■ TASK GOAL
Copy every line of the data that includes the string "title".

■ EXERCISE INPUT
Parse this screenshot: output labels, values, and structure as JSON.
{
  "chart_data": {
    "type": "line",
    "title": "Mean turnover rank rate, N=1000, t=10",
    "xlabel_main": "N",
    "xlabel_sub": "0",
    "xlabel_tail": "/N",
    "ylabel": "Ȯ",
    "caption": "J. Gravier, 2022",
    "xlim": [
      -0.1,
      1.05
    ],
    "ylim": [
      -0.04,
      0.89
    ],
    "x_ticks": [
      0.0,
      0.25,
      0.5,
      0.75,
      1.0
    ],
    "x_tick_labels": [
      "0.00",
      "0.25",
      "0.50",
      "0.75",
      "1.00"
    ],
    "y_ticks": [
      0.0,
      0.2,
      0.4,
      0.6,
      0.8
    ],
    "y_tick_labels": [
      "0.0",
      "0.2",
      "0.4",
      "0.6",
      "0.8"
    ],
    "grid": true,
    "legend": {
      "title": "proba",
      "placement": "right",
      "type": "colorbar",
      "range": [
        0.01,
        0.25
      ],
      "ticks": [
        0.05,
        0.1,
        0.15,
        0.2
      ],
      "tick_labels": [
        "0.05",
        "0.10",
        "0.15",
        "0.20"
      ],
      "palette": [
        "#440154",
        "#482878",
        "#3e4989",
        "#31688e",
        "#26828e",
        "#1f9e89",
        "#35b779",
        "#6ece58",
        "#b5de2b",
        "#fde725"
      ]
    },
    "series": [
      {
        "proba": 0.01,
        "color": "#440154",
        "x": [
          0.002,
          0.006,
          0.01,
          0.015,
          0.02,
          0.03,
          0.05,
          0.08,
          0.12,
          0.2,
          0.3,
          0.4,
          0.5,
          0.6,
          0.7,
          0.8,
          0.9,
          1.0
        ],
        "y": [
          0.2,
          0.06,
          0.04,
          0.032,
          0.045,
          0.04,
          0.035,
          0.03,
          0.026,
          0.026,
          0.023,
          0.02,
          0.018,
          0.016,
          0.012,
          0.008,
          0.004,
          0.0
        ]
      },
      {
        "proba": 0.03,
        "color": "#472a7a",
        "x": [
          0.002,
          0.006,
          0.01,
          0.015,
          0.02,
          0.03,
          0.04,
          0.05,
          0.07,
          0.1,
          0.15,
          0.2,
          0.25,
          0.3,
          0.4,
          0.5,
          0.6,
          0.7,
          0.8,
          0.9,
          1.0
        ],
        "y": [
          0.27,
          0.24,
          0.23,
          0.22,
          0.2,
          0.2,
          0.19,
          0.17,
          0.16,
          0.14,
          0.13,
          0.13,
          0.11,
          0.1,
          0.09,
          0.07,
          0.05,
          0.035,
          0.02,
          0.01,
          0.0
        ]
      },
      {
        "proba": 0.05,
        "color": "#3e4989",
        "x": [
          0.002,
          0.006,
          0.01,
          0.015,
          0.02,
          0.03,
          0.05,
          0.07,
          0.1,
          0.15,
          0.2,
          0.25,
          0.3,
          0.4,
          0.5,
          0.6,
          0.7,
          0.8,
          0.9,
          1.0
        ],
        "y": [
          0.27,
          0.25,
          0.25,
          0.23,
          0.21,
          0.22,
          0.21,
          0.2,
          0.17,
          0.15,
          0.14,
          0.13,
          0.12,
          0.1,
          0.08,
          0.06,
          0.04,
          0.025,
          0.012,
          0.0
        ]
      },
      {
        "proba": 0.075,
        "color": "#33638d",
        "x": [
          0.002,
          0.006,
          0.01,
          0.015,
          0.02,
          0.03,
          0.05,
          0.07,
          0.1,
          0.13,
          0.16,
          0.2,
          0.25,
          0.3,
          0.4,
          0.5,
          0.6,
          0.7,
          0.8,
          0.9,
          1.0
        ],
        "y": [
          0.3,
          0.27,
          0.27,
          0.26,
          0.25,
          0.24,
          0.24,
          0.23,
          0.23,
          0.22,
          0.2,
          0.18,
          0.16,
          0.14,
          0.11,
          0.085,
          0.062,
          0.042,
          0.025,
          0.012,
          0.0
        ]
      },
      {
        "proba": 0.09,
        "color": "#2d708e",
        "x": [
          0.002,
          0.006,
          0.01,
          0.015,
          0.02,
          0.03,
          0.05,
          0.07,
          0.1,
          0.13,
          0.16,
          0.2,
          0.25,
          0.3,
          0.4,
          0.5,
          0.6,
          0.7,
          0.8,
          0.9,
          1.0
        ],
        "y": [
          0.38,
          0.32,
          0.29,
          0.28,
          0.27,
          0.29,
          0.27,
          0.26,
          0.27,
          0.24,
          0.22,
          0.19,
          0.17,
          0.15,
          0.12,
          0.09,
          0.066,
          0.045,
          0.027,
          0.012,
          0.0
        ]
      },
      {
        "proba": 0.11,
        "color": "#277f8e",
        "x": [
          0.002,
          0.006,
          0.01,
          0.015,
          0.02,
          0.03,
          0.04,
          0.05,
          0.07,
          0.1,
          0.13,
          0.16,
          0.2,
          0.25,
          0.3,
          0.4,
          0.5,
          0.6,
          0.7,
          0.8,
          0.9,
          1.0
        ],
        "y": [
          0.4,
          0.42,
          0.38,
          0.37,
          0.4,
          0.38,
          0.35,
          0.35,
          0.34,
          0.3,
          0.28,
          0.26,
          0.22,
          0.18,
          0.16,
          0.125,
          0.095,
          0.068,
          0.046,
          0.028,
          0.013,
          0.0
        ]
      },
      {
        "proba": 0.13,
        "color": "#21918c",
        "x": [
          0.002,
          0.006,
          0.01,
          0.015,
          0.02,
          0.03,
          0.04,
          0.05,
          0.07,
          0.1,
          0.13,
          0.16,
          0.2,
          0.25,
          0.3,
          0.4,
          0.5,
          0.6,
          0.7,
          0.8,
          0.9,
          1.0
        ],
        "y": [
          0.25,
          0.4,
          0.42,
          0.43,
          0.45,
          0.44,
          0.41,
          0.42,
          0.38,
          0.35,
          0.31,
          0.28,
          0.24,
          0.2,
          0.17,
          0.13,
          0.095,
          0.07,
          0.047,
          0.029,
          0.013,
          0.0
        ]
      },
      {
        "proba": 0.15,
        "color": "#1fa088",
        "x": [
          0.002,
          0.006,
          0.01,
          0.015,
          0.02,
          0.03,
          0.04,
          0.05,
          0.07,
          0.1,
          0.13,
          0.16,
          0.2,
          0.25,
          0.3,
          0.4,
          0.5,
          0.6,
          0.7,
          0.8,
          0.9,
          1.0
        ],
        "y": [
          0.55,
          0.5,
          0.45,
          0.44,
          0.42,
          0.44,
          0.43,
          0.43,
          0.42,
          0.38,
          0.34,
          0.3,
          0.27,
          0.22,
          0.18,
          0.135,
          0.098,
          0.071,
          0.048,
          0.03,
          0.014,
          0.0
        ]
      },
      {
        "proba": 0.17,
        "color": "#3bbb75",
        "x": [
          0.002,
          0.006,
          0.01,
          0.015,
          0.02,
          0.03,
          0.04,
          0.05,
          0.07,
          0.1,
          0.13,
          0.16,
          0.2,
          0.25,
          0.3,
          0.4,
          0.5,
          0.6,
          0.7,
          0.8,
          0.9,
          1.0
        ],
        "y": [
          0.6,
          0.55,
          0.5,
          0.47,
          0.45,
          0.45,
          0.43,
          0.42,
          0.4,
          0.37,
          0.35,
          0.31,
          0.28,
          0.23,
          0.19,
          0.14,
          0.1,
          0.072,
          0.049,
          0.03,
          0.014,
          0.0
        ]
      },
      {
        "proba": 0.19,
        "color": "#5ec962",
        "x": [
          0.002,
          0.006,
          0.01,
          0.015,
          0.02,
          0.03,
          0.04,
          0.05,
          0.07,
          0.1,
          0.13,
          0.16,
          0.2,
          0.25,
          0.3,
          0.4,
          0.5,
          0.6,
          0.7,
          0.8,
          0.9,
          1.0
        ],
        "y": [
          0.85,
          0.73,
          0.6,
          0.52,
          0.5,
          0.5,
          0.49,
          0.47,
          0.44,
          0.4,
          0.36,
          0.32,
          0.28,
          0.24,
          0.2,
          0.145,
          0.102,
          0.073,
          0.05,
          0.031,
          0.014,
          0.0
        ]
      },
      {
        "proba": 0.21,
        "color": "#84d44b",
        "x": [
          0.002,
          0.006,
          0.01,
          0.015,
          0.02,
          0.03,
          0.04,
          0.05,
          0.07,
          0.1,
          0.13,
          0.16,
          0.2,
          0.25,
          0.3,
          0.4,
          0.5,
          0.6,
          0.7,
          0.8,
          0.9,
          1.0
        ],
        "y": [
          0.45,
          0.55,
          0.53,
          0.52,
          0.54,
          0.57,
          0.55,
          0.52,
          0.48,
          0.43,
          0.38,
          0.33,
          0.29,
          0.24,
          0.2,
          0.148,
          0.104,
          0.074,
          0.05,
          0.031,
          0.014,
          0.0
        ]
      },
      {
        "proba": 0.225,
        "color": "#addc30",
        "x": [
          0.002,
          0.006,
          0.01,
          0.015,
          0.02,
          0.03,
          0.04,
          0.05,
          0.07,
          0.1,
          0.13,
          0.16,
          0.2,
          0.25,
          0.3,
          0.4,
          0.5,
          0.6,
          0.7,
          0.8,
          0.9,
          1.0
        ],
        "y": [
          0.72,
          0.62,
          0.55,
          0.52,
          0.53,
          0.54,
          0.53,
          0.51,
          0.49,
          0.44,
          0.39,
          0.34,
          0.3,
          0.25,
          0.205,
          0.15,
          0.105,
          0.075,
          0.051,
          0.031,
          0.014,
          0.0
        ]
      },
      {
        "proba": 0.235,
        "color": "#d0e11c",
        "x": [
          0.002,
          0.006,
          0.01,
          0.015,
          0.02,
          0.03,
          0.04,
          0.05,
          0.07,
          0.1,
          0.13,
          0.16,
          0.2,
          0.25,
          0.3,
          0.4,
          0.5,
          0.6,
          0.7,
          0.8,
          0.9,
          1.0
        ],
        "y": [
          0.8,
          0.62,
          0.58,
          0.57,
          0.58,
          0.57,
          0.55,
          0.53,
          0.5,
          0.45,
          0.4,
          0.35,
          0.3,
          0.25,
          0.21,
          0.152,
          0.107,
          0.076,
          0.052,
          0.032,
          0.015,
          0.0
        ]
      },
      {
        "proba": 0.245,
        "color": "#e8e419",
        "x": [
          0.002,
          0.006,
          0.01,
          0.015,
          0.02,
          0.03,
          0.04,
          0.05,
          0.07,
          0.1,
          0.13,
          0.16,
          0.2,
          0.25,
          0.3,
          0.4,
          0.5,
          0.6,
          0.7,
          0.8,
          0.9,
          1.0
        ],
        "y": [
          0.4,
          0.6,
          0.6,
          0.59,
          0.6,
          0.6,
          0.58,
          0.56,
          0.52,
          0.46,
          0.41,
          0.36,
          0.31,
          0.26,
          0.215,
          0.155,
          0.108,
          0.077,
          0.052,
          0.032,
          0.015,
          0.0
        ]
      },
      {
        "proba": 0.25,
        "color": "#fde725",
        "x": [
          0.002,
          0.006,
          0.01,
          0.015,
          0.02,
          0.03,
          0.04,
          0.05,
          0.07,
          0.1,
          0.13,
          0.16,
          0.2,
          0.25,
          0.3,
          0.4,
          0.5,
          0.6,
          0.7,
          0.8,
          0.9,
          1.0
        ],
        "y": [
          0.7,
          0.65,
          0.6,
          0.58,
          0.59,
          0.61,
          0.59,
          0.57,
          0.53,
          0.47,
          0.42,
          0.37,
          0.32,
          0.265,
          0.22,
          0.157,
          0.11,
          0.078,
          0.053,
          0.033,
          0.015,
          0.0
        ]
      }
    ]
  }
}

■ REPLY TO THE TASK
    "title": "Mean turnover rank rate, N=1000, t=10",
      "title": "proba",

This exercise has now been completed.